* [Directive]:
Copy every line that holds "JSON".

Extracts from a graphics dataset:

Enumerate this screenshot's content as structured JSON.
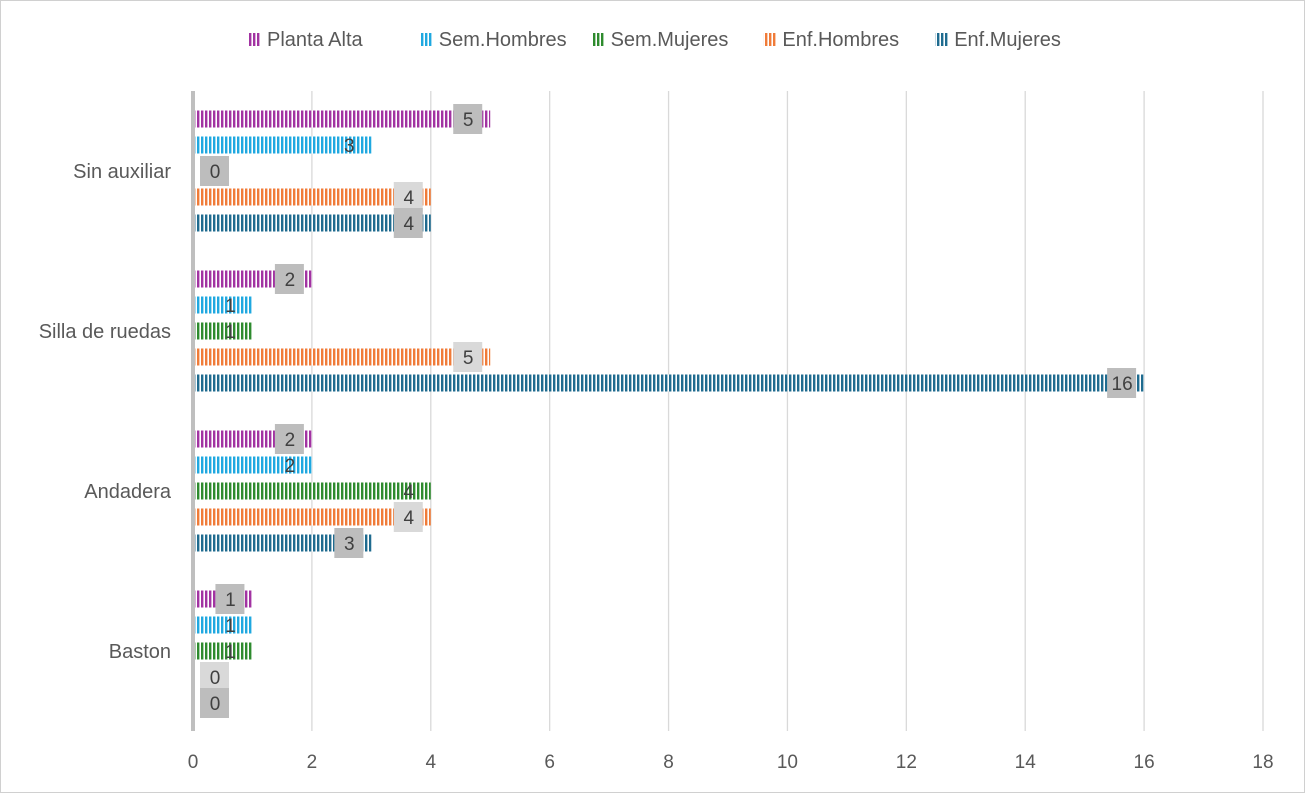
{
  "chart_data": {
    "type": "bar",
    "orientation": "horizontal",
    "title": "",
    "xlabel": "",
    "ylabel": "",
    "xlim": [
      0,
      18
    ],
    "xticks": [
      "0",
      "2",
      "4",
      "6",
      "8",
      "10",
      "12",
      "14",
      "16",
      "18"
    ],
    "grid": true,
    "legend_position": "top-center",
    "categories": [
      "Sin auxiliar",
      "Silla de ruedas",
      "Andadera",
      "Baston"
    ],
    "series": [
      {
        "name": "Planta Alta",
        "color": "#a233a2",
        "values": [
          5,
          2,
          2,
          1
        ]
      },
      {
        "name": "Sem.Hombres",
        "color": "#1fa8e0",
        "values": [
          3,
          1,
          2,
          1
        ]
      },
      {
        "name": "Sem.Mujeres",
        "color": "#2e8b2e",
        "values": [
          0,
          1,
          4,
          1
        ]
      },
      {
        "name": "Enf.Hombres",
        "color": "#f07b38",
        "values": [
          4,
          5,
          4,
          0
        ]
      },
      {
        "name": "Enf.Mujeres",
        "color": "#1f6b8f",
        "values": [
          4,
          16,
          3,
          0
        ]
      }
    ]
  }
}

---

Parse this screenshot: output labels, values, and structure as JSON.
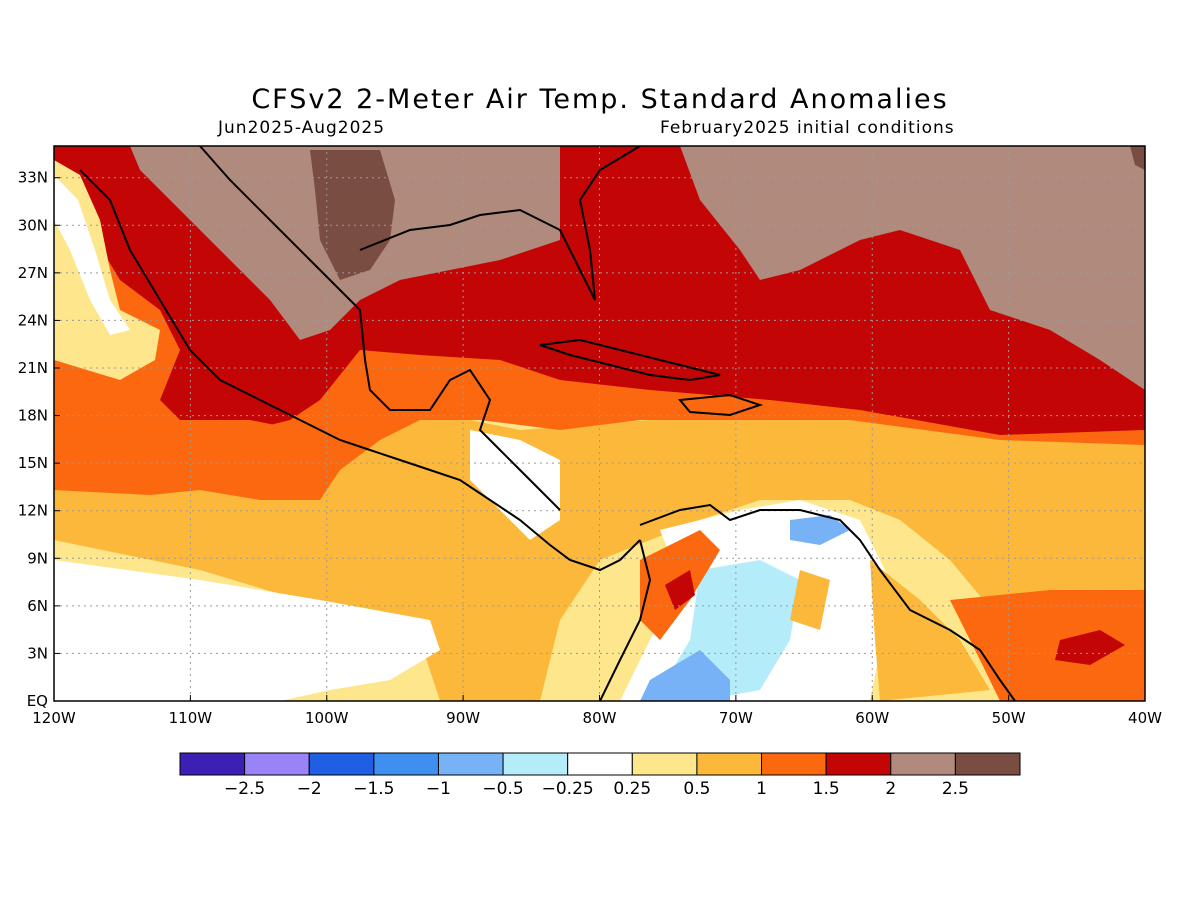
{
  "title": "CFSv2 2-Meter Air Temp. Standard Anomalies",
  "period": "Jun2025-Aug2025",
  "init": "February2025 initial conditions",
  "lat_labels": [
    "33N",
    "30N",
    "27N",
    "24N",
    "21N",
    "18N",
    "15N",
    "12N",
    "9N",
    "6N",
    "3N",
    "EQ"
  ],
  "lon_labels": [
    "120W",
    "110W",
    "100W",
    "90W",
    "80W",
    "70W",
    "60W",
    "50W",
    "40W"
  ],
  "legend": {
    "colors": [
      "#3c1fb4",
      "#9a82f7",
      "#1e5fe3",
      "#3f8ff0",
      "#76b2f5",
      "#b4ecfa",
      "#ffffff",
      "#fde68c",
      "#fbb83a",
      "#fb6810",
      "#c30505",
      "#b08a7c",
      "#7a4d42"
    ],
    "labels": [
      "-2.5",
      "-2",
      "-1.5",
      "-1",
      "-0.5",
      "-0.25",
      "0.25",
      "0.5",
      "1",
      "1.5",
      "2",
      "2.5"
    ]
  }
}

* [In response]:
Enumerate this screenshot's content as structured JSON.
Parse this screenshot: output labels, values, and structure as JSON.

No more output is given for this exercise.